# start of Source material

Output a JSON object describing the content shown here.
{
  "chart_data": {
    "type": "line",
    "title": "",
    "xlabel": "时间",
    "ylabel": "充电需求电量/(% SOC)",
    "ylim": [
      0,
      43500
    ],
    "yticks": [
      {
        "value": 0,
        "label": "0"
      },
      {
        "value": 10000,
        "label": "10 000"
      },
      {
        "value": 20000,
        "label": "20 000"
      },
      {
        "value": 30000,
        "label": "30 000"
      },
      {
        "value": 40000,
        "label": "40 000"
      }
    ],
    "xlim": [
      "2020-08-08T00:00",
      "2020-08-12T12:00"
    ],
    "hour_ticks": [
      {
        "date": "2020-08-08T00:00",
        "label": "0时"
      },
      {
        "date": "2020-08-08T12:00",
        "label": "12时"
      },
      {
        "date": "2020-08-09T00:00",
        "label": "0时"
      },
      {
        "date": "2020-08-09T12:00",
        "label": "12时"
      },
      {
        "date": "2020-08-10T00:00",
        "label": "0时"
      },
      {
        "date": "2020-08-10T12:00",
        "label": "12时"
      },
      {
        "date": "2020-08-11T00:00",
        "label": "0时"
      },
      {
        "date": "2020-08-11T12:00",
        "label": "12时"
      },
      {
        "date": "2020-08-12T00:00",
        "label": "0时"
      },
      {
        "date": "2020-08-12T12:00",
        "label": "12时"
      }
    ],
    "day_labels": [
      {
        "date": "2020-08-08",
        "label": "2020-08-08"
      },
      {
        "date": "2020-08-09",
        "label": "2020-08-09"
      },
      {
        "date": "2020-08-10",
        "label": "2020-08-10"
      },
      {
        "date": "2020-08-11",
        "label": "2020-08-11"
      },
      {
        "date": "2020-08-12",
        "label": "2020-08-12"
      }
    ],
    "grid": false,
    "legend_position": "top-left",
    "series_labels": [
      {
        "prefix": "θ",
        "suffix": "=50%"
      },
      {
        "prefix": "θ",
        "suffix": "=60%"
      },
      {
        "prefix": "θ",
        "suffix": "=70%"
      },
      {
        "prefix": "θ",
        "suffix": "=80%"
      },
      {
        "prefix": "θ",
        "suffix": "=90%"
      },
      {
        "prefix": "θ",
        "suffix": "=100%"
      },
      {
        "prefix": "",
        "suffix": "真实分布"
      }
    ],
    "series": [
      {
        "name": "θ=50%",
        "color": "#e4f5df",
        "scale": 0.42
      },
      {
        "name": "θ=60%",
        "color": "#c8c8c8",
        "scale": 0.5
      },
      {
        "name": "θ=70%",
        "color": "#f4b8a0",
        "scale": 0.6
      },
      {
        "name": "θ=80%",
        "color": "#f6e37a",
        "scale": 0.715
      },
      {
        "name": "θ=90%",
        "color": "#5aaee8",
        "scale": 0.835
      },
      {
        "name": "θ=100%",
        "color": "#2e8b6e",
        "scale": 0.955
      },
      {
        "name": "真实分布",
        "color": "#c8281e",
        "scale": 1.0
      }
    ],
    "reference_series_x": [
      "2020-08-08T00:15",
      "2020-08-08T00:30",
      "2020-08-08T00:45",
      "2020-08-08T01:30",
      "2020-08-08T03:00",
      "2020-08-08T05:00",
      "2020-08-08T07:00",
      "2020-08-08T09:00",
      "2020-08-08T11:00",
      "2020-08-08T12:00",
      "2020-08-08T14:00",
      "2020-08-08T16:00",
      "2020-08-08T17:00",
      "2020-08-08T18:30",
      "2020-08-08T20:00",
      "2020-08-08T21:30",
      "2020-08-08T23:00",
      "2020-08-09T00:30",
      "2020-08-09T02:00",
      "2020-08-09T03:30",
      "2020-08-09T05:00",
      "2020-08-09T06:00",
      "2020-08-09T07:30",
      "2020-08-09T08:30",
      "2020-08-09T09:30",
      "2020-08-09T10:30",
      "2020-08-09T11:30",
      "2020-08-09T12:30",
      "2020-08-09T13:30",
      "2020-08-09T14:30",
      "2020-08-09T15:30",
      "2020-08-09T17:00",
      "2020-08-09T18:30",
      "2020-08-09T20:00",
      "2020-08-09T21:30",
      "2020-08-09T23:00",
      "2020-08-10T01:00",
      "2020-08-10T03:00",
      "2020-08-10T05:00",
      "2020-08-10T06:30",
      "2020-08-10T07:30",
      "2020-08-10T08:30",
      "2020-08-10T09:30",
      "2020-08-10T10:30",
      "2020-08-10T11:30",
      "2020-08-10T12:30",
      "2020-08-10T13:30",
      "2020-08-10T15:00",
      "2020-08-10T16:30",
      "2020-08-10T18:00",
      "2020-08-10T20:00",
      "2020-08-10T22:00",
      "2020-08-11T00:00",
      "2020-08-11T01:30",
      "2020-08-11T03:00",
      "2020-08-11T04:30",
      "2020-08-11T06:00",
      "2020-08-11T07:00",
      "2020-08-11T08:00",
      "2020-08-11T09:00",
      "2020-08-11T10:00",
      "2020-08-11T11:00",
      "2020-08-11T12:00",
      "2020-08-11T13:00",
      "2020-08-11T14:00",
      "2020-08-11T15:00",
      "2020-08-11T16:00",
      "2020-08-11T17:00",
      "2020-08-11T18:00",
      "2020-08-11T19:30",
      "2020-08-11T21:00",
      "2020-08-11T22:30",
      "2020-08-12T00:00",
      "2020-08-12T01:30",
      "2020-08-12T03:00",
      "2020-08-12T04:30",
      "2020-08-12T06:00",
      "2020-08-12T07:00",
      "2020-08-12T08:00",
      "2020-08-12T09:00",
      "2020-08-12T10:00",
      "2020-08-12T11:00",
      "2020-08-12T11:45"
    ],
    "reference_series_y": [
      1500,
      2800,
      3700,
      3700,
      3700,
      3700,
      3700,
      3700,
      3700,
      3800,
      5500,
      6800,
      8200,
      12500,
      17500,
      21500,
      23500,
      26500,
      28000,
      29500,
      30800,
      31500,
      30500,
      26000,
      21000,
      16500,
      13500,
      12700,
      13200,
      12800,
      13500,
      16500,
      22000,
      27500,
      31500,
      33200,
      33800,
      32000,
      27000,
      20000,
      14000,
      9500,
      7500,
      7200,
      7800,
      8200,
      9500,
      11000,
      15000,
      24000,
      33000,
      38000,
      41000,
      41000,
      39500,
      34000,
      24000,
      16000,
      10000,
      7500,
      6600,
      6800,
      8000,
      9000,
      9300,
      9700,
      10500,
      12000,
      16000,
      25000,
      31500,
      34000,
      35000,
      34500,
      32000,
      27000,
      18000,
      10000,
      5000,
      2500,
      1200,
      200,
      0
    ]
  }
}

# end of Source material

In the records above, find each line with the word "value" and copy it.

• **Exercise solution**:
        "value": 0,
        "value": 10000,
        "value": 20000,
        "value": 30000,
        "value": 40000,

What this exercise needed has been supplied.